#### Supplied records:

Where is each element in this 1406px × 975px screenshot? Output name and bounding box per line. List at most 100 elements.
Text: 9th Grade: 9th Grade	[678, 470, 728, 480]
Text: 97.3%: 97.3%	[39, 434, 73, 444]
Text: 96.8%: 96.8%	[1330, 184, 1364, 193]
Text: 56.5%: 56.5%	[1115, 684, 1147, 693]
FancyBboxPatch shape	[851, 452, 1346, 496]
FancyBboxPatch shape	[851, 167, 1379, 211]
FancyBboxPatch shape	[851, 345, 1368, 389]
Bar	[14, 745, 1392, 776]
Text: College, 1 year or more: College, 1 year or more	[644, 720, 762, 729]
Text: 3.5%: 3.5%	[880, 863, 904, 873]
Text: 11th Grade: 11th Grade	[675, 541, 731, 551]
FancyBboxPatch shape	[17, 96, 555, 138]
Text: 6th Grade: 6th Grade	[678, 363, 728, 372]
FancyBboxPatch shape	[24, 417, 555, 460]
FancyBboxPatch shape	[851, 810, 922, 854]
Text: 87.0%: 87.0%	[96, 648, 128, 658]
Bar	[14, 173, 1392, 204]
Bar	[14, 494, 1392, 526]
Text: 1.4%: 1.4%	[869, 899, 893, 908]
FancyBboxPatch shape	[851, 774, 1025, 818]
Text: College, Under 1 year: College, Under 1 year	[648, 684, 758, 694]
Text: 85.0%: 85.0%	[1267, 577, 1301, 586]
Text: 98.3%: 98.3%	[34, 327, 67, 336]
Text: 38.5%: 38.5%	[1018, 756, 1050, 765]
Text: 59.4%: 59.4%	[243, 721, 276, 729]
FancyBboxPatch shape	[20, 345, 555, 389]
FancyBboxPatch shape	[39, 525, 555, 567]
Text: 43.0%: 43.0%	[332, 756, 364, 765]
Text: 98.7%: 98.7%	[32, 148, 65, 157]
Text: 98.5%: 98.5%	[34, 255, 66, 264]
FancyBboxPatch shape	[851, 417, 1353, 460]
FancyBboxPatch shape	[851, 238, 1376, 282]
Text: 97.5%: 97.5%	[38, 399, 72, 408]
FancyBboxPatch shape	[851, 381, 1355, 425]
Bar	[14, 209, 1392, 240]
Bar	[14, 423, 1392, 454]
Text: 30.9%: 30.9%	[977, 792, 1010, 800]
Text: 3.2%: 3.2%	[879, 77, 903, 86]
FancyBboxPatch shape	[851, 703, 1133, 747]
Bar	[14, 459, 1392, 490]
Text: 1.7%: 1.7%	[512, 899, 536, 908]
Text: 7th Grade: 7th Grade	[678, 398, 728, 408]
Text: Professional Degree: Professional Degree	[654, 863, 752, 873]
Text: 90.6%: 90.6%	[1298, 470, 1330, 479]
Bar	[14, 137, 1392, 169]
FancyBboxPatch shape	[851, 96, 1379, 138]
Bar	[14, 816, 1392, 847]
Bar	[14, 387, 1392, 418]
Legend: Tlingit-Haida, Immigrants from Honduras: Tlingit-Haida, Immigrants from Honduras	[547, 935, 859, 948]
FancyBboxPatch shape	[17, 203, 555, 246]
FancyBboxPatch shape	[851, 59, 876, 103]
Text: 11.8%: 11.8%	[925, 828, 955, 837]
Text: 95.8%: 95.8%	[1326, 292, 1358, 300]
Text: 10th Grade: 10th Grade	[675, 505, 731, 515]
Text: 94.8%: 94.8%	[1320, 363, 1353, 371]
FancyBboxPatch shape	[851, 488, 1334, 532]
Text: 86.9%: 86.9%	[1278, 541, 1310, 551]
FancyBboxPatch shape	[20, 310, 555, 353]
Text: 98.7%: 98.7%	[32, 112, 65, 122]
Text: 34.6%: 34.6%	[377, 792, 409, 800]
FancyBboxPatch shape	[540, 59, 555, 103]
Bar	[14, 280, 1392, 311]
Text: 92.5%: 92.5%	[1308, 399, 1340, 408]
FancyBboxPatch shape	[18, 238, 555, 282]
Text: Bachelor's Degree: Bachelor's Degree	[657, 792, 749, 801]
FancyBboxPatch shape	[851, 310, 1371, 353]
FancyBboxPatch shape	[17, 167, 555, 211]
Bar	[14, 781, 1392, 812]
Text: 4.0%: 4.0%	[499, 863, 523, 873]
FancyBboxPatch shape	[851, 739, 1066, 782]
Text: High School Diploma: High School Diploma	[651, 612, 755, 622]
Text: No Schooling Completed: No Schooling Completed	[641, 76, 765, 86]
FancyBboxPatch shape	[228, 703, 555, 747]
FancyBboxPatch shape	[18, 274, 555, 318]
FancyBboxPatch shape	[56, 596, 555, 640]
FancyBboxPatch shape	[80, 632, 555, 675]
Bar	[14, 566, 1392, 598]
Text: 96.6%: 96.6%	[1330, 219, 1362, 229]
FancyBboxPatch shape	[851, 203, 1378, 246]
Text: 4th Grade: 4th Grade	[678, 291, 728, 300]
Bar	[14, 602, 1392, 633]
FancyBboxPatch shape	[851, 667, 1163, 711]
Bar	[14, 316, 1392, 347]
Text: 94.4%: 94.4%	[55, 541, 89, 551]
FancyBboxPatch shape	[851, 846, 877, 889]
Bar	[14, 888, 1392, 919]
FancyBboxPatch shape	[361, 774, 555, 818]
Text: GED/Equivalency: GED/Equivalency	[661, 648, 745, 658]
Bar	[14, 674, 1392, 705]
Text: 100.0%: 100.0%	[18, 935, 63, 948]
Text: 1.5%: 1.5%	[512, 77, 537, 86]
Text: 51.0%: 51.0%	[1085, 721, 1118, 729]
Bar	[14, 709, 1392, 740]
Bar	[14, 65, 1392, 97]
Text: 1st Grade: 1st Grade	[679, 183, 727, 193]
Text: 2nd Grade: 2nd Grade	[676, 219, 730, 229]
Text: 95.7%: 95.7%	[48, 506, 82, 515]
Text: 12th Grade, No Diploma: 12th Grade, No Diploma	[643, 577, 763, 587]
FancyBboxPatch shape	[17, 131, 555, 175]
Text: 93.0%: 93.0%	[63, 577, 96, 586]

#### Written request:
Could you write out the data above again, swapping every "FancyBboxPatch shape" for "Rounded box" and leaving everything else untouched?

#### Complete output:
Where is each element in this 1406px × 975px screenshot? Output name and bounding box per line. List at most 100 elements.
Text: 9th Grade: 9th Grade	[678, 470, 728, 480]
Text: 97.3%: 97.3%	[39, 434, 73, 444]
Text: 96.8%: 96.8%	[1330, 184, 1364, 193]
Text: 56.5%: 56.5%	[1115, 684, 1147, 693]
Rounded box	[851, 452, 1346, 496]
Rounded box	[851, 167, 1379, 211]
Rounded box	[851, 345, 1368, 389]
Bar	[14, 745, 1392, 776]
Text: College, 1 year or more: College, 1 year or more	[644, 720, 762, 729]
Text: 3.5%: 3.5%	[880, 863, 904, 873]
Text: 11th Grade: 11th Grade	[675, 541, 731, 551]
Rounded box	[17, 96, 555, 138]
Text: 6th Grade: 6th Grade	[678, 363, 728, 372]
Rounded box	[24, 417, 555, 460]
Rounded box	[851, 810, 922, 854]
Text: 87.0%: 87.0%	[96, 648, 128, 658]
Bar	[14, 173, 1392, 204]
Bar	[14, 494, 1392, 526]
Text: 1.4%: 1.4%	[869, 899, 893, 908]
Rounded box	[851, 774, 1025, 818]
Text: College, Under 1 year: College, Under 1 year	[648, 684, 758, 694]
Text: 85.0%: 85.0%	[1267, 577, 1301, 586]
Text: 98.3%: 98.3%	[34, 327, 67, 336]
Text: 38.5%: 38.5%	[1018, 756, 1050, 765]
Text: 59.4%: 59.4%	[243, 721, 276, 729]
Rounded box	[20, 345, 555, 389]
Rounded box	[39, 525, 555, 567]
Text: 43.0%: 43.0%	[332, 756, 364, 765]
Text: 98.7%: 98.7%	[32, 148, 65, 157]
Text: 98.5%: 98.5%	[34, 255, 66, 264]
Rounded box	[851, 417, 1353, 460]
Rounded box	[851, 238, 1376, 282]
Text: 97.5%: 97.5%	[38, 399, 72, 408]
Rounded box	[851, 381, 1355, 425]
Bar	[14, 209, 1392, 240]
Bar	[14, 423, 1392, 454]
Text: 30.9%: 30.9%	[977, 792, 1010, 800]
Text: 3.2%: 3.2%	[879, 77, 903, 86]
Rounded box	[851, 703, 1133, 747]
Bar	[14, 459, 1392, 490]
Text: 1.7%: 1.7%	[512, 899, 536, 908]
Text: 7th Grade: 7th Grade	[678, 398, 728, 408]
Text: Professional Degree: Professional Degree	[654, 863, 752, 873]
Text: 90.6%: 90.6%	[1298, 470, 1330, 479]
Bar	[14, 137, 1392, 169]
Rounded box	[851, 96, 1379, 138]
Bar	[14, 816, 1392, 847]
Bar	[14, 387, 1392, 418]
Legend: Tlingit-Haida, Immigrants from Honduras: Tlingit-Haida, Immigrants from Honduras	[547, 935, 859, 948]
Rounded box	[17, 203, 555, 246]
Rounded box	[851, 59, 876, 103]
Text: 11.8%: 11.8%	[925, 828, 955, 837]
Text: 95.8%: 95.8%	[1326, 292, 1358, 300]
Text: 10th Grade: 10th Grade	[675, 505, 731, 515]
Text: 94.8%: 94.8%	[1320, 363, 1353, 371]
Rounded box	[851, 488, 1334, 532]
Text: 86.9%: 86.9%	[1278, 541, 1310, 551]
Rounded box	[20, 310, 555, 353]
Text: 98.7%: 98.7%	[32, 112, 65, 122]
Text: 34.6%: 34.6%	[377, 792, 409, 800]
Rounded box	[540, 59, 555, 103]
Bar	[14, 280, 1392, 311]
Text: 92.5%: 92.5%	[1308, 399, 1340, 408]
Rounded box	[18, 238, 555, 282]
Text: Bachelor's Degree: Bachelor's Degree	[657, 792, 749, 801]
Rounded box	[851, 310, 1371, 353]
Rounded box	[17, 167, 555, 211]
Bar	[14, 781, 1392, 812]
Text: 4.0%: 4.0%	[499, 863, 523, 873]
Rounded box	[851, 739, 1066, 782]
Text: High School Diploma: High School Diploma	[651, 612, 755, 622]
Text: No Schooling Completed: No Schooling Completed	[641, 76, 765, 86]
Rounded box	[228, 703, 555, 747]
Rounded box	[18, 274, 555, 318]
Rounded box	[56, 596, 555, 640]
Rounded box	[80, 632, 555, 675]
Bar	[14, 566, 1392, 598]
Text: 96.6%: 96.6%	[1330, 219, 1362, 229]
Rounded box	[851, 203, 1378, 246]
Text: 4th Grade: 4th Grade	[678, 291, 728, 300]
Bar	[14, 602, 1392, 633]
Rounded box	[851, 667, 1163, 711]
Bar	[14, 316, 1392, 347]
Text: 94.4%: 94.4%	[55, 541, 89, 551]
Rounded box	[851, 846, 877, 889]
Bar	[14, 888, 1392, 919]
Rounded box	[361, 774, 555, 818]
Text: GED/Equivalency: GED/Equivalency	[661, 648, 745, 658]
Bar	[14, 674, 1392, 705]
Text: 100.0%: 100.0%	[18, 935, 63, 948]
Text: 1.5%: 1.5%	[512, 77, 537, 86]
Text: 51.0%: 51.0%	[1085, 721, 1118, 729]
Bar	[14, 709, 1392, 740]
Bar	[14, 65, 1392, 97]
Text: 1st Grade: 1st Grade	[679, 183, 727, 193]
Text: 2nd Grade: 2nd Grade	[676, 219, 730, 229]
Text: 95.7%: 95.7%	[48, 506, 82, 515]
Text: 12th Grade, No Diploma: 12th Grade, No Diploma	[643, 577, 763, 587]
Rounded box	[17, 131, 555, 175]
Text: 93.0%: 93.0%	[63, 577, 96, 586]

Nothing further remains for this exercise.